[Data tied to figure images]
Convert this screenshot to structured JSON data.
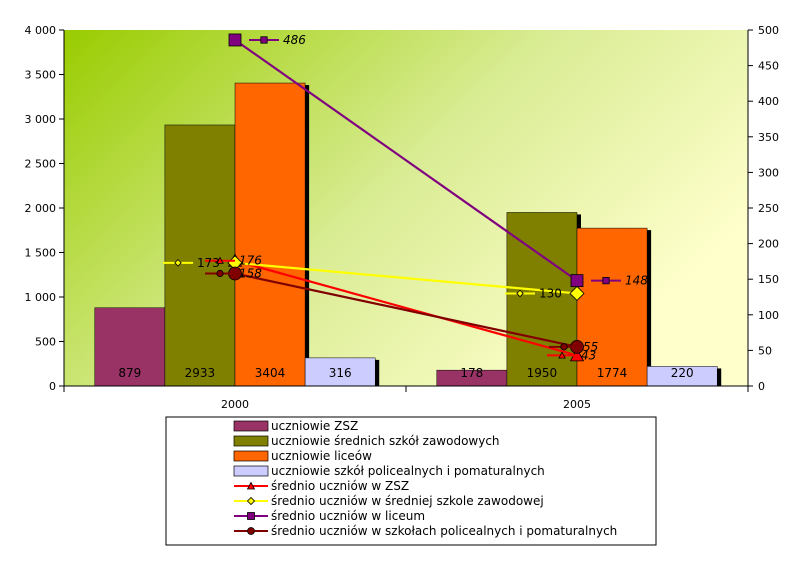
{
  "chart_data": {
    "type": "bar+line",
    "categories": [
      "2000",
      "2005"
    ],
    "y_left": {
      "min": 0,
      "max": 4000,
      "step": 500,
      "ticks": [
        "0",
        "500",
        "1 000",
        "1 500",
        "2 000",
        "2 500",
        "3 000",
        "3 500",
        "4 000"
      ]
    },
    "y_right": {
      "min": 0,
      "max": 500,
      "step": 50,
      "ticks": [
        "0",
        "50",
        "100",
        "150",
        "200",
        "250",
        "300",
        "350",
        "400",
        "450",
        "500"
      ]
    },
    "bar_series": [
      {
        "name": "uczniowie ZSZ",
        "color": "#993366",
        "values": [
          879,
          178
        ],
        "labels": [
          "879",
          "178"
        ]
      },
      {
        "name": "uczniowie średnich szkół zawodowych",
        "color": "#808000",
        "values": [
          2933,
          1950
        ],
        "labels": [
          "2933",
          "1950"
        ]
      },
      {
        "name": "uczniowie liceów",
        "color": "#ff6600",
        "values": [
          3404,
          1774
        ],
        "labels": [
          "3404",
          "1774"
        ]
      },
      {
        "name": "uczniowie szkół policealnych i pomaturalnych",
        "color": "#ccccff",
        "values": [
          316,
          220
        ],
        "labels": [
          "316",
          "220"
        ]
      }
    ],
    "line_series": [
      {
        "name": "średnio uczniów w ZSZ",
        "color": "#ff0000",
        "marker": "triangle",
        "values": [
          176,
          43
        ],
        "labels": [
          "176",
          "43"
        ]
      },
      {
        "name": "średnio uczniów w średniej szkole zawodowej",
        "color": "#ffff00",
        "marker": "diamond",
        "values": [
          173,
          130
        ],
        "labels": [
          "173",
          "130"
        ]
      },
      {
        "name": "średnio uczniów w liceum",
        "color": "#800080",
        "marker": "square",
        "values": [
          486,
          148
        ],
        "labels": [
          "486",
          "148"
        ]
      },
      {
        "name": "średnio uczniów w szkołach policealnych i pomaturalnych",
        "color": "#800000",
        "marker": "circle",
        "values": [
          158,
          55
        ],
        "labels": [
          "158",
          "55"
        ]
      }
    ],
    "legend_position": "bottom",
    "grid": false
  }
}
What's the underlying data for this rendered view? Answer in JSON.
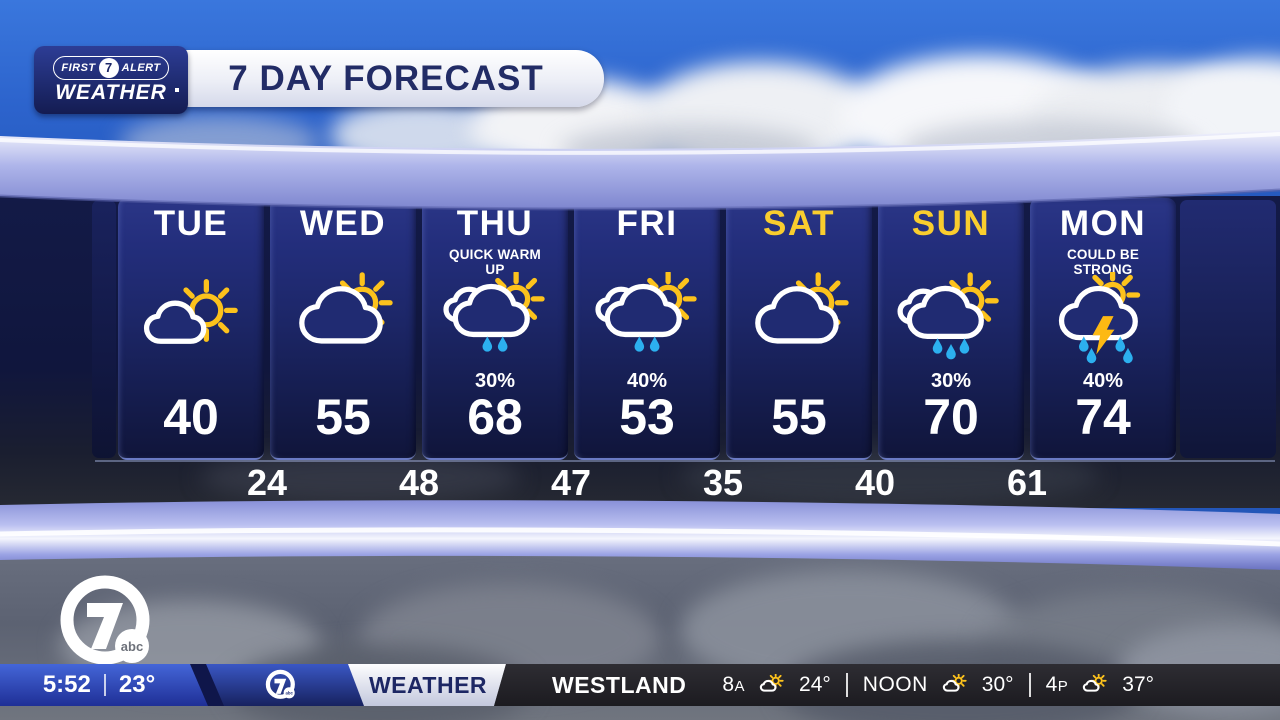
{
  "header": {
    "brand": {
      "first": "FIRST",
      "seven": "7",
      "alert": "ALERT",
      "weather": "WEATHER"
    },
    "title": "7 DAY FORECAST"
  },
  "forecast": {
    "days": [
      {
        "name": "TUE",
        "weekend": false,
        "note": "",
        "icon": "mostly-sunny",
        "precip": "",
        "high": "40"
      },
      {
        "name": "WED",
        "weekend": false,
        "note": "",
        "icon": "partly-cloudy",
        "precip": "",
        "high": "55"
      },
      {
        "name": "THU",
        "weekend": false,
        "note": "QUICK WARM UP",
        "icon": "showers-sun",
        "precip": "30%",
        "high": "68"
      },
      {
        "name": "FRI",
        "weekend": false,
        "note": "",
        "icon": "showers-sun",
        "precip": "40%",
        "high": "53"
      },
      {
        "name": "SAT",
        "weekend": true,
        "note": "",
        "icon": "partly-cloudy",
        "precip": "",
        "high": "55"
      },
      {
        "name": "SUN",
        "weekend": true,
        "note": "",
        "icon": "rain-sun",
        "precip": "30%",
        "high": "70"
      },
      {
        "name": "MON",
        "weekend": false,
        "note": "COULD BE STRONG",
        "icon": "thunderstorm-sun",
        "precip": "40%",
        "high": "74"
      }
    ],
    "lows": [
      "24",
      "48",
      "47",
      "35",
      "40",
      "61"
    ]
  },
  "station": {
    "seven": "7",
    "abc": "abc"
  },
  "ticker": {
    "time": "5:52",
    "temp_now": "23°",
    "section": "WEATHER",
    "location": "WESTLAND",
    "hours": [
      {
        "label": "8",
        "suffix": "A",
        "icon": "partly-cloudy",
        "temp": "24°"
      },
      {
        "label": "NOON",
        "suffix": "",
        "icon": "partly-cloudy",
        "temp": "30°"
      },
      {
        "label": "4",
        "suffix": "P",
        "icon": "partly-cloudy",
        "temp": "37°"
      }
    ]
  },
  "colors": {
    "weekday_name": "#ffffff",
    "weekend_name": "#f9cd2e",
    "sun": "#fcc21c",
    "rain_drop": "#2cb0ef",
    "bolt": "#fdb913",
    "navy_accent": "#1d2764"
  }
}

Task to carry out — Return all lines of the material above in which the word "policealnych" occurs.

Task result —
        "name": "uczniowie szkół policealnych i pomaturalnych",
        "name": "średnio uczniów w szkołach policealnych i pomaturalnych",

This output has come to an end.